-- PROVIDED TEXT --
# # # # # # #
The epoxy resin composition in the reference example 18 and the material (A-1) were kneaded in the same manner as in the reference example 51 to produce a resin composition. The resultant resin composition and the epoxy resin composition in the reference example 14 were individually applied onto a release paper using a reverse coater to produce a resin film. Next, the resin film produced from the resin composition in the reference example 14 was used to produce, in the same manner as in the comparative example 1, a unidirectional prepreg precursor having a mass of the reinforcing fibers per unit area of 125 g/m2 and a fiber content of 76% by mass. The resin film produced from the resin composition in the reference example 18 and the material (A-1) was uniformly applied onto one surface of the unidirectional prepreg precursor by pressing using heated press rolls to provide a unidirectional prepreg. The unidirectional prepreg exhibited a good degree of surface localization of 99%. The unidirectional prepreg was used to produce a fiber reinforced composite material in the same manner as in the example 1. The composite material exhibited a good degree of interlayer localization of 97%. The composite material exhibited a good loss factor, a good bending strength at 90°, a good bending modulus at 0°, and a good bending strength at 0° which were 185%, 99%, 101%, and 101%, respectively, compared with the comparative example 18. The composite material also exhibited a good Tg.
The material (A-1) as the constituent element (A) was uniformly applied onto both surfaces of the unidirectional prepreg precursor obtained in the comparative example 1, sandwiched between release papers, and passed through heated press rolls to produce a unidirectional prepreg. The unidirectional prepreg exhibited a good degree of surface localization of 99%. 18 layers of the unidirectional prepregs were laminated. A fiber reinforced composite material was produced in the same manner as in the comparative example 1, except that the unidirectional prepreg precursors obtained in the comparative example 1 were laminated by layer by layer onto both surfaces of the laminate. The composite material exhibited a good degree of interlayer localization of 96%. The composite material exhibited a good loss factor, a good bending strength at 90°, a good bending modulus at 0°, and a good bending strength at 0° which were 170%, 99%, 100%, and 101%, respectively, compared with the comparative example 1. The composite material also exhibited a good Tg.
A unidirectional prepreg precursor and a fiber reinforced composite material were produced in the same manner as in the comparative example 1, except that the resin composition in the reference example 21 was used as the constituent element (B). The composite material exhibited a low loss factor, which was undesirable.
# # # # # # #
-- DATASET SECTION --
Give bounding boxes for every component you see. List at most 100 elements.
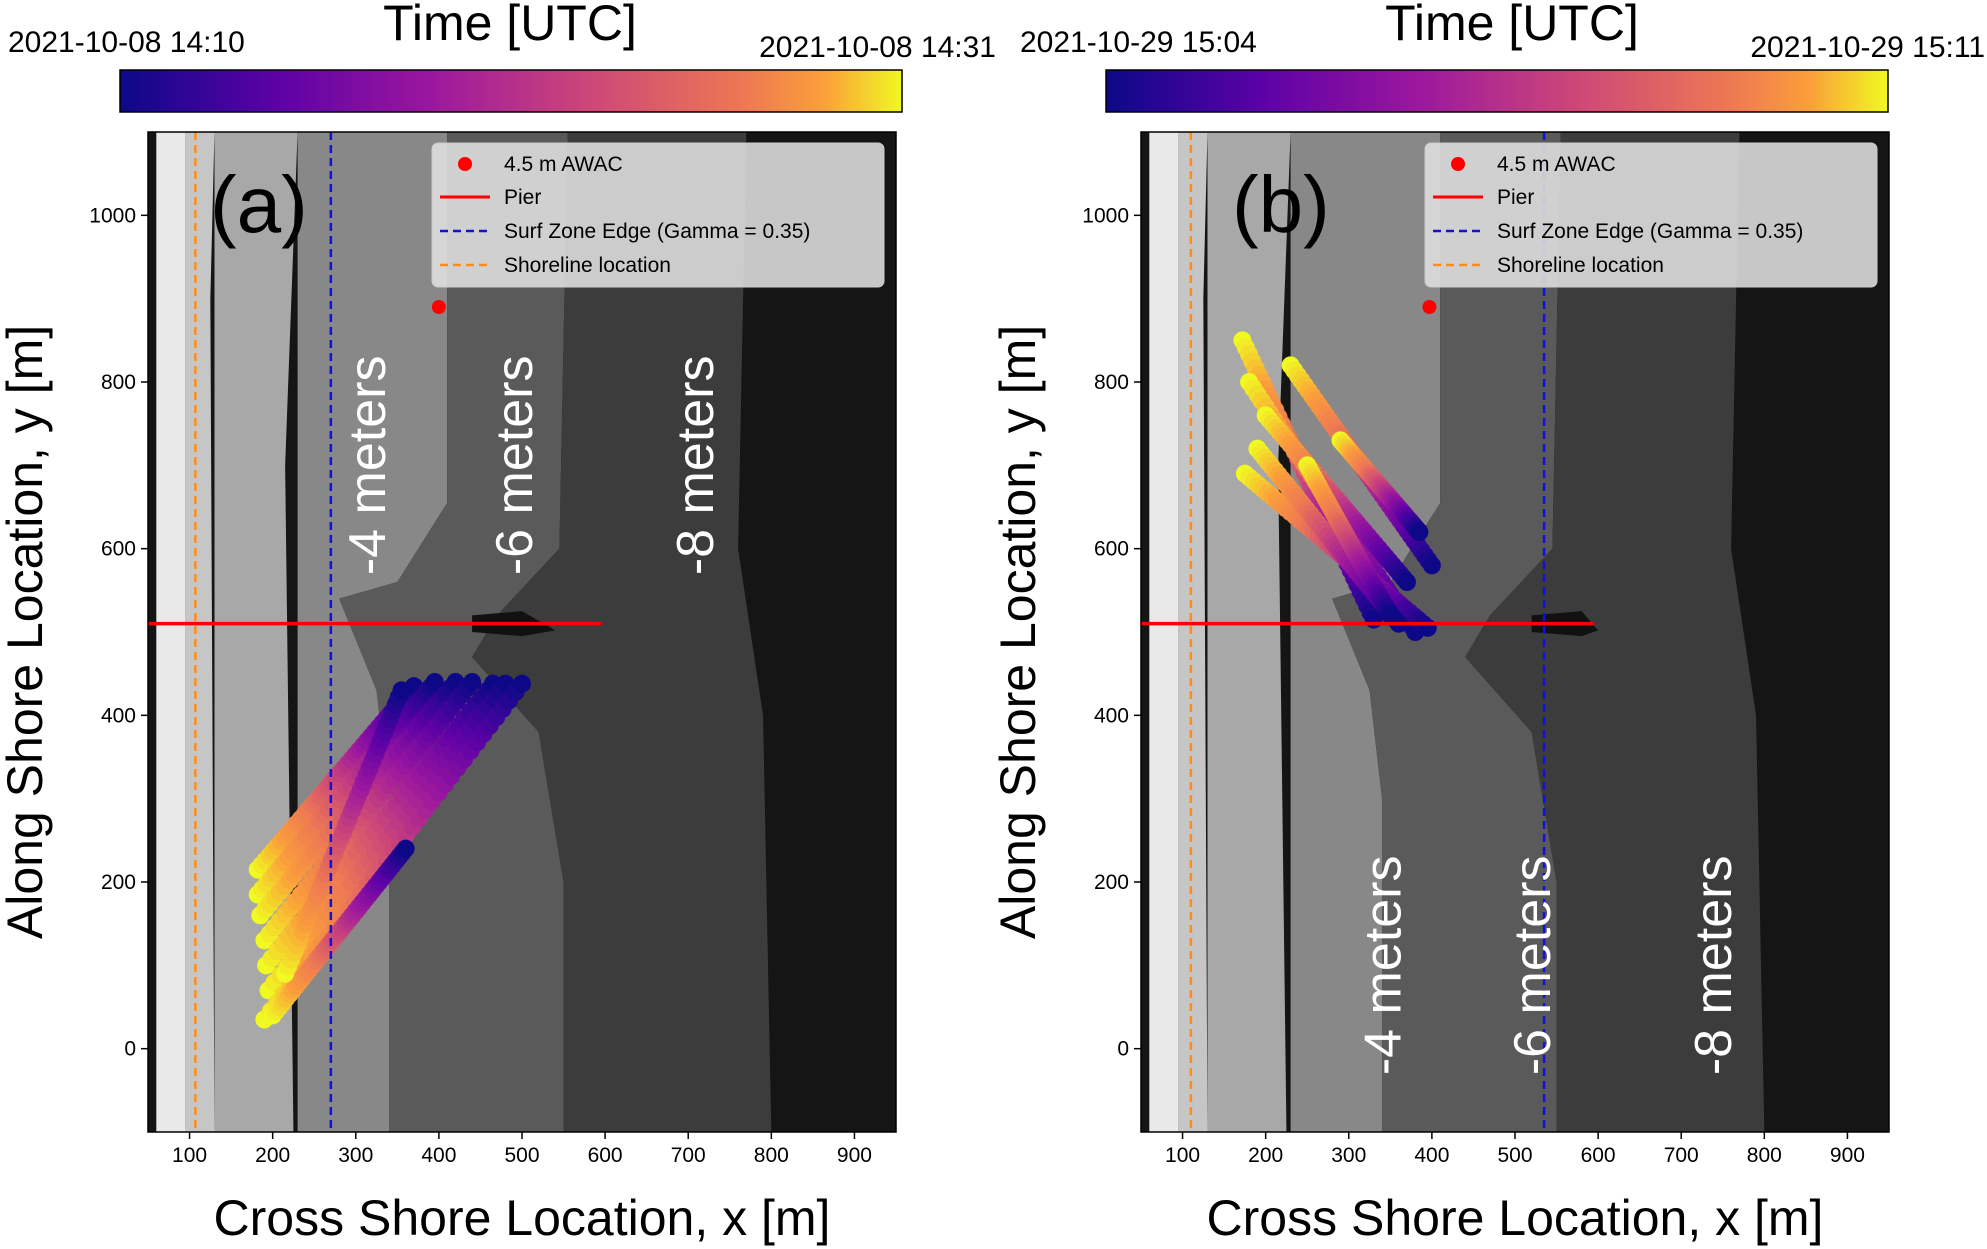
# # # # # # #
-- GOALS --
a. Decide whether each statement below agrees with the prepreg text. Answer yes or no for each, and quote the words from the text that settle it.
(i) The composite material made in the first passage showed a degree of interlayer localization of 97%.
(ii) In the second passage, the material (A-1) was applied to only one surface of the unidirectional prepreg precursor.
(iii) Using the resin composition in the reference example 21 as the constituent element (B) gave a high loss factor.
b. Continue the prepreg text, starting right after its last sentence.
The lines above come from a different source than the prepreg text.

-- EXPECTED OUTPUTS --
a.
(i) Yes: "The composite material exhibited a good degree of interlayer localization of 97%."
(ii) No: "uniformly applied onto both surfaces of the unidirectional prepreg precursor obtained in the comparative example 1"
(iii) No: "The composite material exhibited a low loss factor, which was undesirable."

b.
A unidirectional prepreg was produced in the same manner as in the example 1, except that the resin composition in the reference example 21 was used as the constituent element (B). The unidirectional prepreg exhibited a good degree of surface localization of 99%. Next, a fiber reinforced composite material was produced in the same manner as in the example 1. The composite material exhibited a good degree of interlayer localization of 96%. The composite material exhibited a good loss factor, a good bending strength at 90°, a good bending modulus at 0°, and a good bending strength at 0° which were 188%, 98%, 103%, and 100%, respectively, compared with the comparative example 20. The composite material also exhibited a good Tg. Inclusion of the Bisphenol A type epoxy resin having an epoxy equivalent of 810 in the epoxy resin as the constituent element (B) led to an improved loss factor compared with the example 1.
A unidirectional prepreg precursor and a fiber reinforced composite material were produced in the same manner as in the comparative example 1, except that the resin composition in the reference example 22 was used as the constituent element (B). The composite material exhibited a low loss factor, which was undesirable.
A unidirectional prepreg was produced in the same manner as in the example 1, except that the resin composition in the reference example 22 was used as the constituent element (B). The unidirectional prepreg exhibited a good degree of surface localization of 98%. Next, a fiber reinforced composite material was produced in the same manner as in the example 1. The composite material exhibited a good degree of interlayer localization of 97%. The composite material exhibited a good loss factor, a good bending strength at 90°, a good bending modulus at 0°, and a good bending strength at 0° which were 188%, 98%, 93%, and 101%, respectively, compared with the comparative example 21. The composite material also exhibited a good Tg. Inclusion of the Bisphenol A type epoxy resin having an epoxy equivalent of 1930 in the epoxy resin as the constituent element (B) led to an improved loss factor compared with the example 1.
A unidirectional prepreg precursor and a fiber reinforced composite material were produced in the same manner as in the comparative example 1, except that the resin composition in the reference example 23 was used as the constituent element (B). The composite material exhibited a low loss factor, which was undesirable.
A unidirectional prepreg was produced in the same manner as in the example 1, except that the resin composition in the reference example 23 was used as the constituent element (B). The unidirectional prepreg exhibited a good degree of surface localization of 98%. Next, a fiber reinforced composite material was produced in the same manner as in the example 1. The composite material exhibited a good degree of interlayer localization of 95%. The composite material exhibited a good loss factor, a good bending strength at 90°, a good bending modulus at 0°, and a good bending strength at 0° which were 192%, 99%, 100%, and 100%, respectively, compared with the comparative example 22. The composite material also exhibited a good Tg. Inclusion of the Bisphenol A type epoxy resin having an epoxy equivalent of 4000 in the epoxy resin as the constituent element (B) led to an improved loss factor compared with the example 1.
A unidirectional prepreg precursor and a fiber reinforced composite material were produced in the same manner as in the comparative example 1, except that the resin composition in the reference example 24 was used as the constituent element (B). The composite material exhibited a low loss factor, which was undesirable.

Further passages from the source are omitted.